== SUPPLIED MATERIAL ==

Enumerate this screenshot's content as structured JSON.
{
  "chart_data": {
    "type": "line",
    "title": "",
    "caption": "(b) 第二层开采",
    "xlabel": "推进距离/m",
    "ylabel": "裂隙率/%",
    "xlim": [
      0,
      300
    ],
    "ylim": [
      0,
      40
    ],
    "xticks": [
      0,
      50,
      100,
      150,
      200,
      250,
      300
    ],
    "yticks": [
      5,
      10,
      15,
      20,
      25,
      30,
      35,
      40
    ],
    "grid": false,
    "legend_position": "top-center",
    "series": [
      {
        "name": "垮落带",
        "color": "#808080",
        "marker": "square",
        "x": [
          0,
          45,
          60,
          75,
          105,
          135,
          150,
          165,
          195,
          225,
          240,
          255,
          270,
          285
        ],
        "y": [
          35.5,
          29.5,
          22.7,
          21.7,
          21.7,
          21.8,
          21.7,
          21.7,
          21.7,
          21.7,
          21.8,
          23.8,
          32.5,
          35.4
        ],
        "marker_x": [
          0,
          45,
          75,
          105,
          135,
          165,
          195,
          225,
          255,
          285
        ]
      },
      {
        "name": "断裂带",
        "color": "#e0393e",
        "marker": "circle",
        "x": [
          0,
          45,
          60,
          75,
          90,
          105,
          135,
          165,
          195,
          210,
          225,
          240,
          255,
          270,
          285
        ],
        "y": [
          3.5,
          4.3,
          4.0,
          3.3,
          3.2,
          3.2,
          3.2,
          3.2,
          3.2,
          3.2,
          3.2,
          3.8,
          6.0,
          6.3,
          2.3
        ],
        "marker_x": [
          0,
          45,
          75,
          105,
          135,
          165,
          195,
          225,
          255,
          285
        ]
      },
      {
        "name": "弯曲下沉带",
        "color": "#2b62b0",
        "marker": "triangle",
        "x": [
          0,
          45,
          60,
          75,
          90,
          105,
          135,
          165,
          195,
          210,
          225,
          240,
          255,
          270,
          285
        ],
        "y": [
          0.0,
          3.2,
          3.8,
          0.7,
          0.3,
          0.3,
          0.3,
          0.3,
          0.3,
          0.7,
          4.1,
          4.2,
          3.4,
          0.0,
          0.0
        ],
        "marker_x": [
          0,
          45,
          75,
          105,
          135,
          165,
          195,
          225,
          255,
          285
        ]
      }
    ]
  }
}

===

▸ WORK TO COMPLETE: Transcribe the entire listing above precisely.

▸ ANSWER TO THE TASK:
Enumerate this screenshot's content as structured JSON.
{
  "chart_data": {
    "type": "line",
    "title": "",
    "caption": "(b) 第二层开采",
    "xlabel": "推进距离/m",
    "ylabel": "裂隙率/%",
    "xlim": [
      0,
      300
    ],
    "ylim": [
      0,
      40
    ],
    "xticks": [
      0,
      50,
      100,
      150,
      200,
      250,
      300
    ],
    "yticks": [
      5,
      10,
      15,
      20,
      25,
      30,
      35,
      40
    ],
    "grid": false,
    "legend_position": "top-center",
    "series": [
      {
        "name": "垮落带",
        "color": "#808080",
        "marker": "square",
        "x": [
          0,
          45,
          60,
          75,
          105,
          135,
          150,
          165,
          195,
          225,
          240,
          255,
          270,
          285
        ],
        "y": [
          35.5,
          29.5,
          22.7,
          21.7,
          21.7,
          21.8,
          21.7,
          21.7,
          21.7,
          21.7,
          21.8,
          23.8,
          32.5,
          35.4
        ],
        "marker_x": [
          0,
          45,
          75,
          105,
          135,
          165,
          195,
          225,
          255,
          285
        ]
      },
      {
        "name": "断裂带",
        "color": "#e0393e",
        "marker": "circle",
        "x": [
          0,
          45,
          60,
          75,
          90,
          105,
          135,
          165,
          195,
          210,
          225,
          240,
          255,
          270,
          285
        ],
        "y": [
          3.5,
          4.3,
          4.0,
          3.3,
          3.2,
          3.2,
          3.2,
          3.2,
          3.2,
          3.2,
          3.2,
          3.8,
          6.0,
          6.3,
          2.3
        ],
        "marker_x": [
          0,
          45,
          75,
          105,
          135,
          165,
          195,
          225,
          255,
          285
        ]
      },
      {
        "name": "弯曲下沉带",
        "color": "#2b62b0",
        "marker": "triangle",
        "x": [
          0,
          45,
          60,
          75,
          90,
          105,
          135,
          165,
          195,
          210,
          225,
          240,
          255,
          270,
          285
        ],
        "y": [
          0.0,
          3.2,
          3.8,
          0.7,
          0.3,
          0.3,
          0.3,
          0.3,
          0.3,
          0.7,
          4.1,
          4.2,
          3.4,
          0.0,
          0.0
        ],
        "marker_x": [
          0,
          45,
          75,
          105,
          135,
          165,
          195,
          225,
          255,
          285
        ]
      }
    ]
  }
}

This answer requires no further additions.